*EXERCISE INSTRUCTIONS*. Transcribe all of the records word for word, but omit the pictures.

● ● ● ● ●

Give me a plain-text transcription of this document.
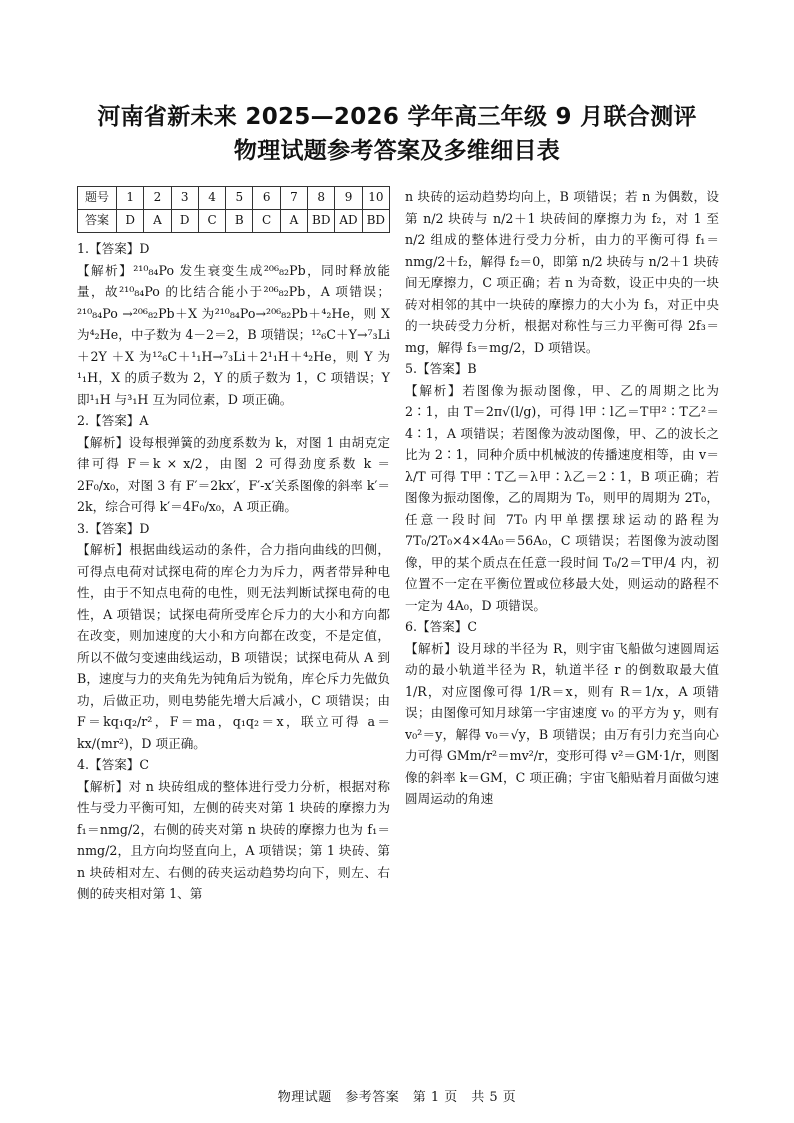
河南省新未来 2025—2026 学年高三年级 9 月联合测评
物理试题参考答案及多维细目表
题号	1	2	3	4	5	6	7	8	9	10
答案	D	A	D	C	B	C	A	BD	AD	BD

1.【答案】D

【解析】²¹⁰₈₄Po 发生衰变生成²⁰⁶₈₂Pb，同时释放能量，故²¹⁰₈₄Po 的比结合能小于²⁰⁶₈₂Pb，A 项错误；²¹⁰₈₄Po →²⁰⁶₈₂Pb＋X 为²¹⁰₈₄Po→²⁰⁶₈₂Pb＋⁴₂He，则 X 为⁴₂He，中子数为 4－2＝2，B 项错误；¹²₆C＋Y→⁷₃Li＋2Y ＋X 为¹²₆C＋¹₁H→⁷₃Li＋2¹₁H＋⁴₂He，则 Y 为¹₁H，X 的质子数为 2，Y 的质子数为 1，C 项错误；Y 即¹₁H 与³₁H 互为同位素，D 项正确。

2.【答案】A

【解析】设每根弹簧的劲度系数为 k，对图 1 由胡克定律可得 F＝k × x/2，由图 2 可得劲度系数 k ＝2F₀/x₀，对图 3 有 F′＝2kx′，F′-x′关系图像的斜率 k′＝2k，综合可得 k′＝4F₀/x₀，A 项正确。

3.【答案】D

【解析】根据曲线运动的条件，合力指向曲线的凹侧，可得点电荷对试探电荷的库仑力为斥力，两者带异种电性，由于不知点电荷的电性，则无法判断试探电荷的电性，A 项错误；试探电荷所受库仑斥力的大小和方向都在改变，则加速度的大小和方向都在改变，不是定值，所以不做匀变速曲线运动，B 项错误；试探电荷从 A 到 B，速度与力的夹角先为钝角后为锐角，库仑斥力先做负功，后做正功，则电势能先增大后减小，C 项错误；由 F＝kq₁q₂/r²，F＝ma，q₁q₂＝x，联立可得 a＝kx/(mr²)，D 项正确。

4.【答案】C

【解析】对 n 块砖组成的整体进行受力分析，根据对称性与受力平衡可知，左侧的砖夹对第 1 块砖的摩擦力为 f₁＝nmg/2，右侧的砖夹对第 n 块砖的摩擦力也为 f₁＝nmg/2，且方向均竖直向上，A 项错误；第 1 块砖、第 n 块砖相对左、右侧的砖夹运动趋势均向下，则左、右侧的砖夹相对第 1、第

n 块砖的运动趋势均向上，B 项错误；若 n 为偶数，设第 n/2 块砖与 n/2＋1 块砖间的摩擦力为 f₂，对 1 至 n/2 组成的整体进行受力分析，由力的平衡可得 f₁＝nmg/2＋f₂，解得 f₂＝0，即第 n/2 块砖与 n/2＋1 块砖间无摩擦力，C 项正确；若 n 为奇数，设正中央的一块砖对相邻的其中一块砖的摩擦力的大小为 f₃，对正中央的一块砖受力分析，根据对称性与三力平衡可得 2f₃＝mg，解得 f₃＝mg/2，D 项错误。

5.【答案】B

【解析】若图像为振动图像，甲、乙的周期之比为 2∶1，由 T＝2π√(l/g)，可得 l甲∶l乙＝T甲²∶T乙²＝4∶1，A 项错误；若图像为波动图像，甲、乙的波长之比为 2∶1，同种介质中机械波的传播速度相等，由 v＝λ/T 可得 T甲∶T乙＝λ甲∶λ乙＝2∶1，B 项正确；若图像为振动图像，乙的周期为 T₀，则甲的周期为 2T₀，任意一段时间 7T₀ 内甲单摆摆球运动的路程为 7T₀/2T₀×4×4A₀＝56A₀，C 项错误；若图像为波动图像，甲的某个质点在任意一段时间 T₀/2＝T甲/4 内，初位置不一定在平衡位置或位移最大处，则运动的路程不一定为 4A₀，D 项错误。

6.【答案】C

【解析】设月球的半径为 R，则宇宙飞船做匀速圆周运动的最小轨道半径为 R，轨道半径 r 的倒数取最大值 1/R，对应图像可得 1/R＝x，则有 R＝1/x，A 项错误；由图像可知月球第一宇宙速度 v₀ 的平方为 y，则有 v₀²＝y，解得 v₀＝√y，B 项错误；由万有引力充当向心力可得 GMm/r²＝mv²/r，变形可得 v²＝GM·1/r，则图像的斜率 k＝GM，C 项正确；宇宙飞船贴着月面做匀速圆周运动的角速

物理试题　参考答案　第 1 页　共 5 页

● ● ● ● ●

*RESULT FOR THIS TASK*.
Give me a plain-text transcription of this document.
河南省新未来 2025—2026 学年高三年级 9 月联合测评
物理试题参考答案及多维细目表
题号	1	2	3	4	5	6	7	8	9	10
答案	D	A	D	C	B	C	A	BD	AD	BD

1.【答案】D

【解析】²¹⁰₈₄Po 发生衰变生成²⁰⁶₈₂Pb，同时释放能量，故²¹⁰₈₄Po 的比结合能小于²⁰⁶₈₂Pb，A 项错误；²¹⁰₈₄Po →²⁰⁶₈₂Pb＋X 为²¹⁰₈₄Po→²⁰⁶₈₂Pb＋⁴₂He，则 X 为⁴₂He，中子数为 4－2＝2，B 项错误；¹²₆C＋Y→⁷₃Li＋2Y ＋X 为¹²₆C＋¹₁H→⁷₃Li＋2¹₁H＋⁴₂He，则 Y 为¹₁H，X 的质子数为 2，Y 的质子数为 1，C 项错误；Y 即¹₁H 与³₁H 互为同位素，D 项正确。

2.【答案】A

【解析】设每根弹簧的劲度系数为 k，对图 1 由胡克定律可得 F＝k × x/2，由图 2 可得劲度系数 k ＝2F₀/x₀，对图 3 有 F′＝2kx′，F′-x′关系图像的斜率 k′＝2k，综合可得 k′＝4F₀/x₀，A 项正确。

3.【答案】D

【解析】根据曲线运动的条件，合力指向曲线的凹侧，可得点电荷对试探电荷的库仑力为斥力，两者带异种电性，由于不知点电荷的电性，则无法判断试探电荷的电性，A 项错误；试探电荷所受库仑斥力的大小和方向都在改变，则加速度的大小和方向都在改变，不是定值，所以不做匀变速曲线运动，B 项错误；试探电荷从 A 到 B，速度与力的夹角先为钝角后为锐角，库仑斥力先做负功，后做正功，则电势能先增大后减小，C 项错误；由 F＝kq₁q₂/r²，F＝ma，q₁q₂＝x，联立可得 a＝kx/(mr²)，D 项正确。

4.【答案】C

【解析】对 n 块砖组成的整体进行受力分析，根据对称性与受力平衡可知，左侧的砖夹对第 1 块砖的摩擦力为 f₁＝nmg/2，右侧的砖夹对第 n 块砖的摩擦力也为 f₁＝nmg/2，且方向均竖直向上，A 项错误；第 1 块砖、第 n 块砖相对左、右侧的砖夹运动趋势均向下，则左、右侧的砖夹相对第 1、第

n 块砖的运动趋势均向上，B 项错误；若 n 为偶数，设第 n/2 块砖与 n/2＋1 块砖间的摩擦力为 f₂，对 1 至 n/2 组成的整体进行受力分析，由力的平衡可得 f₁＝nmg/2＋f₂，解得 f₂＝0，即第 n/2 块砖与 n/2＋1 块砖间无摩擦力，C 项正确；若 n 为奇数，设正中央的一块砖对相邻的其中一块砖的摩擦力的大小为 f₃，对正中央的一块砖受力分析，根据对称性与三力平衡可得 2f₃＝mg，解得 f₃＝mg/2，D 项错误。

5.【答案】B

【解析】若图像为振动图像，甲、乙的周期之比为 2∶1，由 T＝2π√(l/g)，可得 l甲∶l乙＝T甲²∶T乙²＝4∶1，A 项错误；若图像为波动图像，甲、乙的波长之比为 2∶1，同种介质中机械波的传播速度相等，由 v＝λ/T 可得 T甲∶T乙＝λ甲∶λ乙＝2∶1，B 项正确；若图像为振动图像，乙的周期为 T₀，则甲的周期为 2T₀，任意一段时间 7T₀ 内甲单摆摆球运动的路程为 7T₀/2T₀×4×4A₀＝56A₀，C 项错误；若图像为波动图像，甲的某个质点在任意一段时间 T₀/2＝T甲/4 内，初位置不一定在平衡位置或位移最大处，则运动的路程不一定为 4A₀，D 项错误。

6.【答案】C

【解析】设月球的半径为 R，则宇宙飞船做匀速圆周运动的最小轨道半径为 R，轨道半径 r 的倒数取最大值 1/R，对应图像可得 1/R＝x，则有 R＝1/x，A 项错误；由图像可知月球第一宇宙速度 v₀ 的平方为 y，则有 v₀²＝y，解得 v₀＝√y，B 项错误；由万有引力充当向心力可得 GMm/r²＝mv²/r，变形可得 v²＝GM·1/r，则图像的斜率 k＝GM，C 项正确；宇宙飞船贴着月面做匀速圆周运动的角速

物理试题　参考答案　第 1 页　共 5 页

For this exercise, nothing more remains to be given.